### [What is asked]
Look for the word "world" in the entries below, then copy every line that has it.

### [Stored data]
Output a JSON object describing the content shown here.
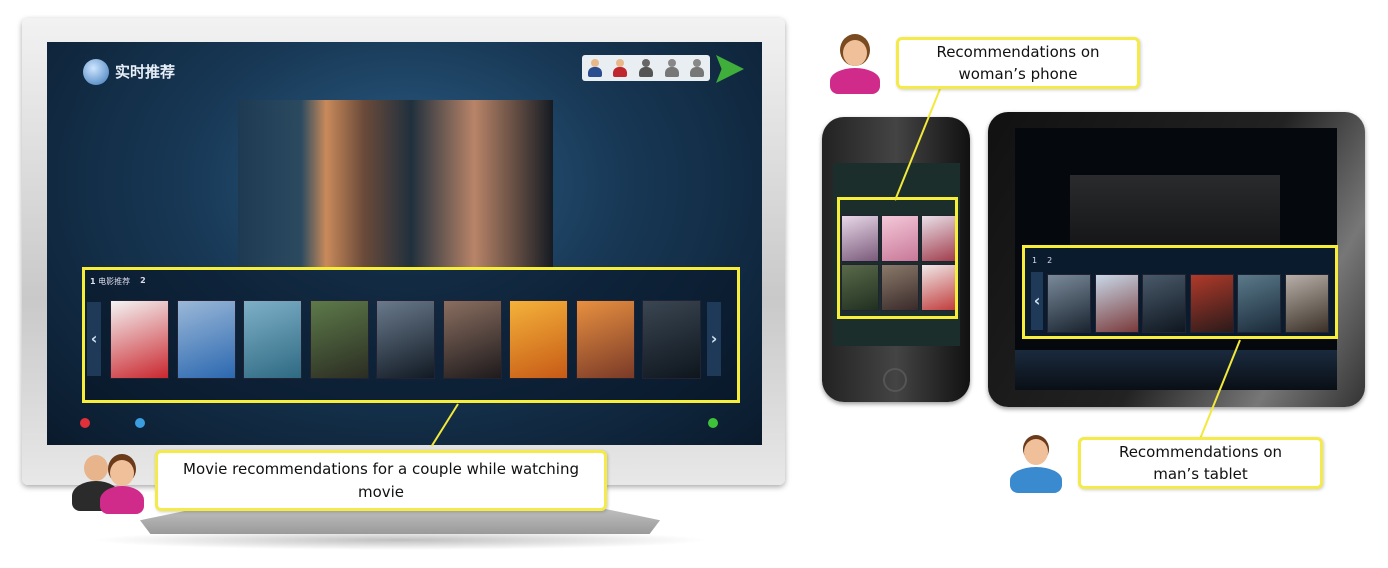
{
  "tv": {
    "title": "实时推荐",
    "tab1_num": "1",
    "tab1_label": "电影推荐",
    "tab2_num": "2",
    "prev_arrow": "‹",
    "next_arrow": "›",
    "users": [
      {
        "icon": "man-user-icon",
        "head": "#e8b88a",
        "body": "#2a4d8f"
      },
      {
        "icon": "woman-user-icon",
        "head": "#e8b88a",
        "body": "#c0262e"
      },
      {
        "icon": "inactive-user-icon",
        "head": "#666",
        "body": "#555"
      },
      {
        "icon": "inactive-user-icon",
        "head": "#888",
        "body": "#777"
      },
      {
        "icon": "inactive-user-icon",
        "head": "#888",
        "body": "#777"
      }
    ],
    "posters": [
      {
        "colors": [
          "#f4f4f4",
          "#c9272e"
        ]
      },
      {
        "colors": [
          "#9bb8d8",
          "#2b68b0"
        ]
      },
      {
        "colors": [
          "#7eb0c8",
          "#2e6a82"
        ]
      },
      {
        "colors": [
          "#5d7a4a",
          "#2b2d22"
        ]
      },
      {
        "colors": [
          "#6a7a8c",
          "#111a24"
        ]
      },
      {
        "colors": [
          "#8a6e60",
          "#1e1a1c"
        ]
      },
      {
        "colors": [
          "#f4b23a",
          "#c75a16"
        ]
      },
      {
        "colors": [
          "#e89040",
          "#7a3a28"
        ]
      },
      {
        "colors": [
          "#3a4652",
          "#0e151d"
        ]
      }
    ],
    "bottom_dots": [
      "#e0303a",
      "#3a9ee0",
      "#3ec23a"
    ]
  },
  "phone": {
    "posters": [
      {
        "colors": [
          "#e8d8e8",
          "#7a5a7a"
        ]
      },
      {
        "colors": [
          "#f4c8d8",
          "#c87898"
        ]
      },
      {
        "colors": [
          "#e8e0e8",
          "#a03a4a"
        ]
      },
      {
        "colors": [
          "#5a6a4a",
          "#203020"
        ]
      },
      {
        "colors": [
          "#8a7a6a",
          "#3a2a2a"
        ]
      },
      {
        "colors": [
          "#f0e8e8",
          "#c03a3a"
        ]
      }
    ]
  },
  "tablet": {
    "tab1_num": "1",
    "tab2_num": "2",
    "prev_arrow": "‹",
    "posters": [
      {
        "colors": [
          "#7a8a9a",
          "#1a2430"
        ]
      },
      {
        "colors": [
          "#c8d8e8",
          "#7a3a3a"
        ]
      },
      {
        "colors": [
          "#4a5a6a",
          "#0e1620"
        ]
      },
      {
        "colors": [
          "#b03a2a",
          "#2a1a1a"
        ]
      },
      {
        "colors": [
          "#5a7a8a",
          "#1a2a3a"
        ]
      },
      {
        "colors": [
          "#b8b0a8",
          "#3a3028"
        ]
      }
    ]
  },
  "callouts": {
    "tv": "Movie recommendations  for a couple  while watching movie",
    "phone": "Recommendations on woman’s phone",
    "tablet": "Recommendations on man’s tablet"
  },
  "colors": {
    "highlight": "#f7ee3a"
  }
}
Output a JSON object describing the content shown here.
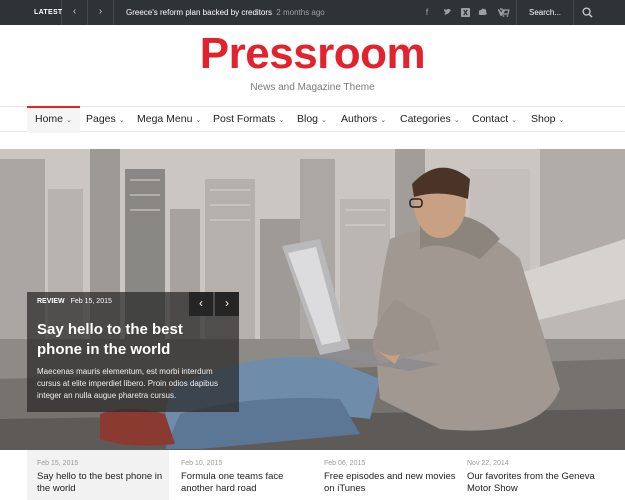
{
  "topbar": {
    "latest_label": "LATEST",
    "prev_icon": "chevron-left-icon",
    "next_icon": "chevron-right-icon",
    "ticker_title": "Greece's reform plan backed by creditors",
    "ticker_ago": "2 months ago",
    "social_icons": [
      "facebook-icon",
      "twitter-icon",
      "xing-icon",
      "flickr-icon",
      "skype-icon",
      "cart-icon"
    ],
    "search_label": "Search..."
  },
  "header": {
    "logo": "Pressroom",
    "tagline": "News and Magazine Theme"
  },
  "nav": {
    "items": [
      {
        "label": "Home",
        "caret": "⌄"
      },
      {
        "label": "Pages",
        "caret": "⌄"
      },
      {
        "label": "Mega Menu",
        "caret": "⌄"
      },
      {
        "label": "Post Formats",
        "caret": "⌄"
      },
      {
        "label": "Blog",
        "caret": "⌄"
      },
      {
        "label": "Authors",
        "caret": "⌄"
      },
      {
        "label": "Categories",
        "caret": "⌄"
      },
      {
        "label": "Contact",
        "caret": "⌄"
      },
      {
        "label": "Shop",
        "caret": "⌄"
      }
    ]
  },
  "hero": {
    "category": "REVIEW",
    "date": "Feb 15, 2015",
    "title": "Say hello to the best phone in the world",
    "description": "Maecenas mauris elementum, est morbi interdum cursus at elite imperdiet libero. Proin odios dapibus integer an nulla augue pharetra cursus.",
    "prev": "‹",
    "next": "›"
  },
  "posts": [
    {
      "date": "Feb 15, 2015",
      "title": "Say hello to the best phone in the world"
    },
    {
      "date": "Feb 10, 2015",
      "title": "Formula one teams face another hard road"
    },
    {
      "date": "Feb 06, 2015",
      "title": "Free episodes and new movies on iTunes"
    },
    {
      "date": "Nov 22, 2014",
      "title": "Our favorites from the Geneva Motor Show"
    }
  ],
  "colors": {
    "brand": "#e0232c",
    "topbar": "#2e3338"
  }
}
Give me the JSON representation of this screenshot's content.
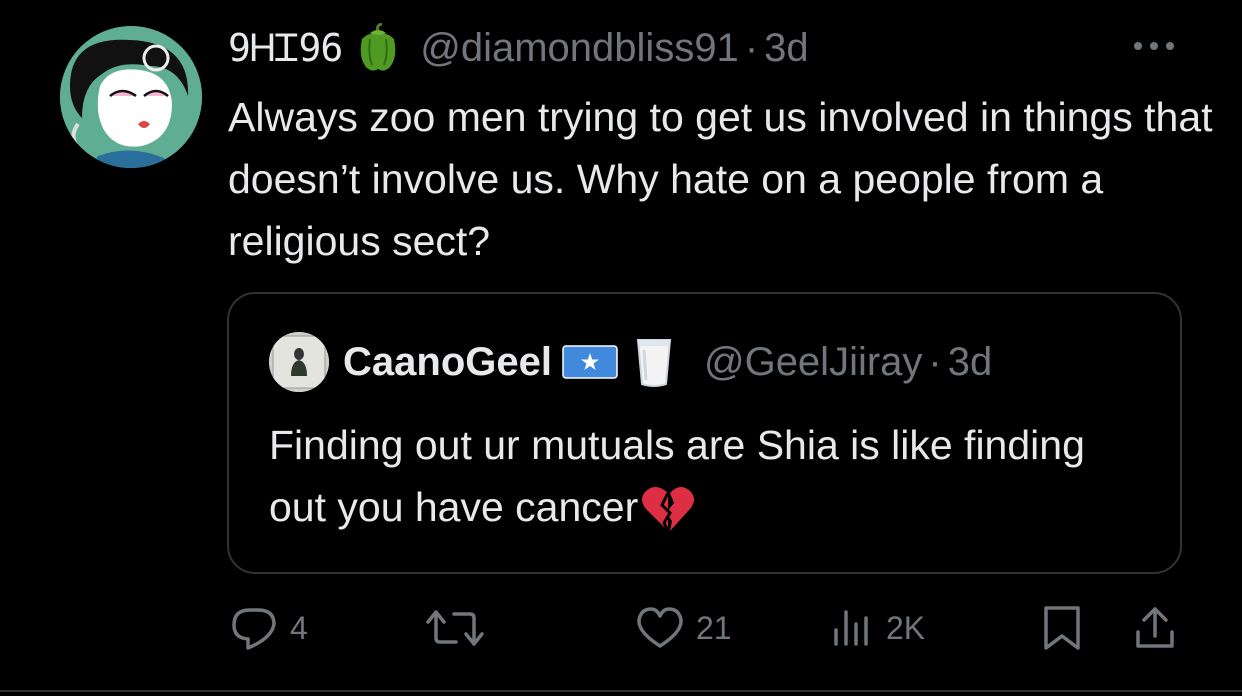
{
  "colors": {
    "background": "#000000",
    "text": "#e7e9ea",
    "muted": "#71767b",
    "border": "#2f3336"
  },
  "tweet": {
    "display_name": "9ᎻᏆ96",
    "name_emoji": "bell-pepper-icon",
    "handle": "@diamondbliss91",
    "separator": "·",
    "time": "3d",
    "text": "Always zoo men trying to get us involved in things that doesn’t involve us. Why hate on a people from a religious sect?"
  },
  "quote": {
    "display_name": "CaanoGeel",
    "name_emojis": [
      "somalia-flag-icon",
      "milk-glass-icon"
    ],
    "handle": "@GeelJiiray",
    "separator": "·",
    "time": "3d",
    "text": "Finding out ur mutuals are Shia is like finding out you have cancer",
    "trailing_emoji": "broken-heart-icon"
  },
  "actions": {
    "reply_count": "4",
    "retweet_count": "",
    "like_count": "21",
    "views_count": "2K"
  }
}
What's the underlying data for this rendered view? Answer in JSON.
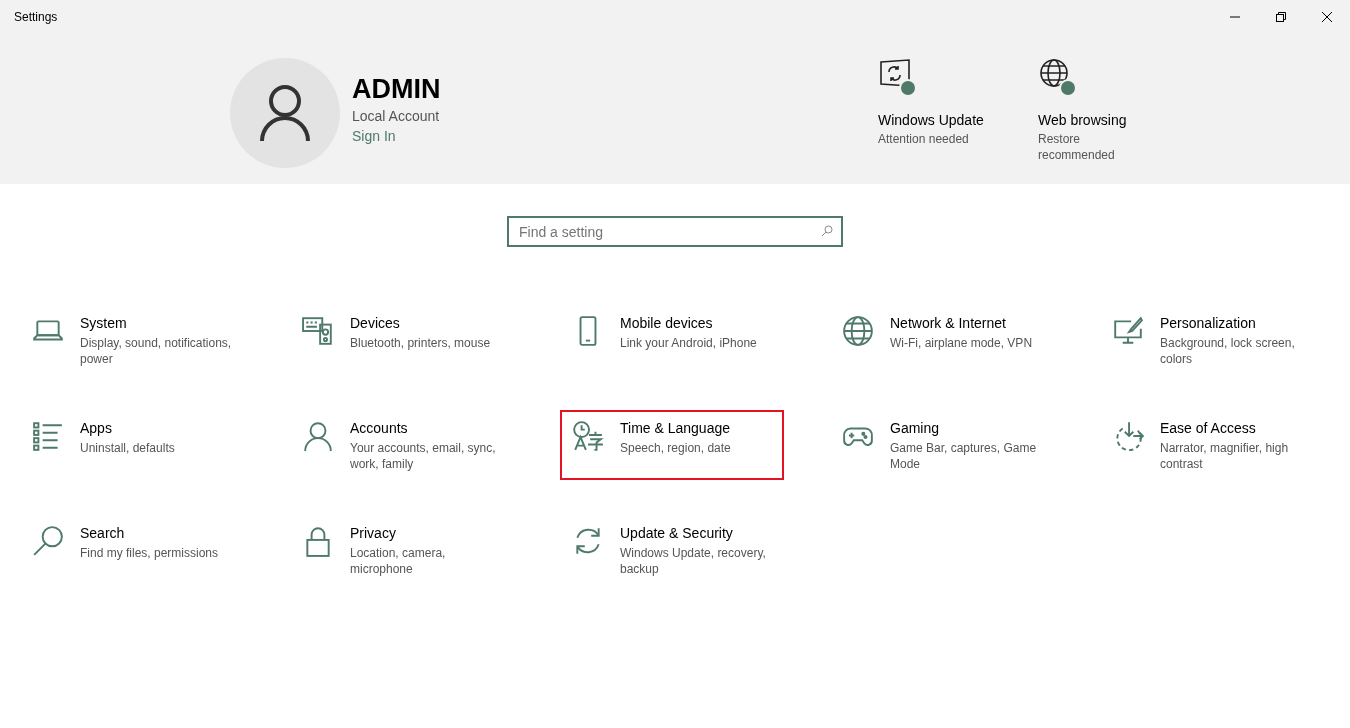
{
  "window": {
    "title": "Settings"
  },
  "account": {
    "name": "ADMIN",
    "type": "Local Account",
    "link": "Sign In"
  },
  "status_items": [
    {
      "title": "Windows Update",
      "subtitle": "Attention needed"
    },
    {
      "title": "Web browsing",
      "subtitle": "Restore recommended"
    }
  ],
  "search": {
    "placeholder": "Find a setting"
  },
  "categories": [
    {
      "title": "System",
      "subtitle": "Display, sound, notifications, power",
      "highlighted": false
    },
    {
      "title": "Devices",
      "subtitle": "Bluetooth, printers, mouse",
      "highlighted": false
    },
    {
      "title": "Mobile devices",
      "subtitle": "Link your Android, iPhone",
      "highlighted": false
    },
    {
      "title": "Network & Internet",
      "subtitle": "Wi-Fi, airplane mode, VPN",
      "highlighted": false
    },
    {
      "title": "Personalization",
      "subtitle": "Background, lock screen, colors",
      "highlighted": false
    },
    {
      "title": "Apps",
      "subtitle": "Uninstall, defaults",
      "highlighted": false
    },
    {
      "title": "Accounts",
      "subtitle": "Your accounts, email, sync, work, family",
      "highlighted": false
    },
    {
      "title": "Time & Language",
      "subtitle": "Speech, region, date",
      "highlighted": true
    },
    {
      "title": "Gaming",
      "subtitle": "Game Bar, captures, Game Mode",
      "highlighted": false
    },
    {
      "title": "Ease of Access",
      "subtitle": "Narrator, magnifier, high contrast",
      "highlighted": false
    },
    {
      "title": "Search",
      "subtitle": "Find my files, permissions",
      "highlighted": false
    },
    {
      "title": "Privacy",
      "subtitle": "Location, camera, microphone",
      "highlighted": false
    },
    {
      "title": "Update & Security",
      "subtitle": "Windows Update, recovery, backup",
      "highlighted": false
    }
  ]
}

### [Result for this task]
    "title": "Say hello to the best phone in the world",
      "title": "Say hello to the best phone in the world"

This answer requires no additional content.